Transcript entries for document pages
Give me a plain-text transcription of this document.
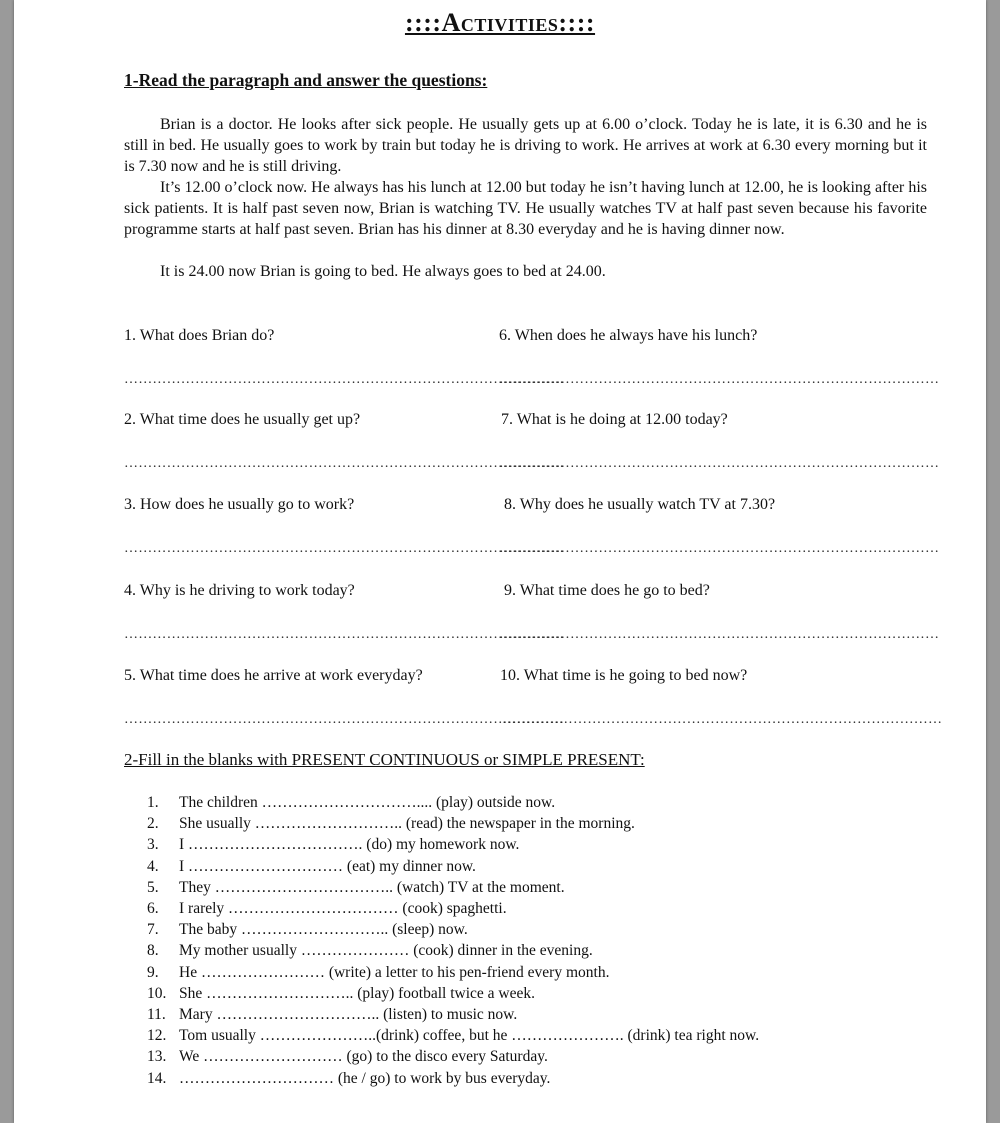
::::Activities::::
1-Read the paragraph and answer the questions:

Brian is a doctor. He looks after sick people. He usually gets up at 6.00 o’clock. Today he is late, it is 6.30 and he is still in bed. He usually goes to work by train but today he is driving to work. He arrives at work at 6.30 every morning but it is 7.30 now and he is still driving.

It’s 12.00 o’clock now. He always has his lunch at 12.00 but today he isn’t having lunch at 12.00, he is looking after his sick patients. It is half past seven now, Brian is watching TV. He usually watches TV at half past seven because his favorite programme starts at half past seven. Brian has his dinner at 8.30 everyday and he is having dinner now.

It is 24.00 now Brian is going to bed. He always goes to bed at 24.00.

1. What does Brian do?
…………………………………………………………………………………
2. What time does he usually get up?
…………………………………………………………………………………
3. How does he usually go to work?
…………………………………………………………………………………
4. Why is he driving to work today?
…………………………………………………………………………………
5. What time does he arrive at work everyday?
…………………………………………………………………………………
6. When does he always have his lunch?
…………………………………………………………………………………
7. What is he doing at 12.00 today?
…………………………………………………………………………………
8. Why does he usually watch TV at 7.30?
…………………………………………………………………………………
9. What time does he go to bed?
…………………………………………………………………………………
10. What time is he going to bed now?
…………………………………………………………………………………
2-Fill in the blanks with PRESENT CONTINUOUS or SIMPLE PRESENT:
1. The children ………………………….... (play) outside now.
2. She usually ……………………….. (read) the newspaper in the morning.
3. I ……………………………. (do) my homework now.
4. I ………………………… (eat) my dinner now.
5. They …………………………….. (watch) TV at the moment.
6. I rarely …………………………… (cook) spaghetti.
7. The baby ……………………….. (sleep) now.
8. My mother usually ………………… (cook) dinner in the evening.
9. He …………………… (write) a letter to his pen-friend every month.
10. She ……………………….. (play) football twice a week.
11. Mary ………………………….. (listen) to music now.
12. Tom usually …………………..(drink) coffee, but he …………………. (drink) tea right now.
13. We ……………………… (go) to the disco every Saturday.
14. ………………………… (he / go) to work by bus everyday.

> [What the task requires]:
Copy out each record word for word and omit any pictures.

> [Task response]:
Give me a plain-text transcription of this document.
::::Activities::::
1-Read the paragraph and answer the questions:

Brian is a doctor. He looks after sick people. He usually gets up at 6.00 o’clock. Today he is late, it is 6.30 and he is still in bed. He usually goes to work by train but today he is driving to work. He arrives at work at 6.30 every morning but it is 7.30 now and he is still driving.

It’s 12.00 o’clock now. He always has his lunch at 12.00 but today he isn’t having lunch at 12.00, he is looking after his sick patients. It is half past seven now, Brian is watching TV. He usually watches TV at half past seven because his favorite programme starts at half past seven. Brian has his dinner at 8.30 everyday and he is having dinner now.

It is 24.00 now Brian is going to bed. He always goes to bed at 24.00.

1. What does Brian do?
…………………………………………………………………………………
2. What time does he usually get up?
…………………………………………………………………………………
3. How does he usually go to work?
…………………………………………………………………………………
4. Why is he driving to work today?
…………………………………………………………………………………
5. What time does he arrive at work everyday?
…………………………………………………………………………………
6. When does he always have his lunch?
…………………………………………………………………………………
7. What is he doing at 12.00 today?
…………………………………………………………………………………
8. Why does he usually watch TV at 7.30?
…………………………………………………………………………………
9. What time does he go to bed?
…………………………………………………………………………………
10. What time is he going to bed now?
…………………………………………………………………………………
2-Fill in the blanks with PRESENT CONTINUOUS or SIMPLE PRESENT:
1. The children ………………………….... (play) outside now.
2. She usually ……………………….. (read) the newspaper in the morning.
3. I ……………………………. (do) my homework now.
4. I ………………………… (eat) my dinner now.
5. They …………………………….. (watch) TV at the moment.
6. I rarely …………………………… (cook) spaghetti.
7. The baby ……………………….. (sleep) now.
8. My mother usually ………………… (cook) dinner in the evening.
9. He …………………… (write) a letter to his pen-friend every month.
10. She ……………………….. (play) football twice a week.
11. Mary ………………………….. (listen) to music now.
12. Tom usually …………………..(drink) coffee, but he …………………. (drink) tea right now.
13. We ……………………… (go) to the disco every Saturday.
14. ………………………… (he / go) to work by bus everyday.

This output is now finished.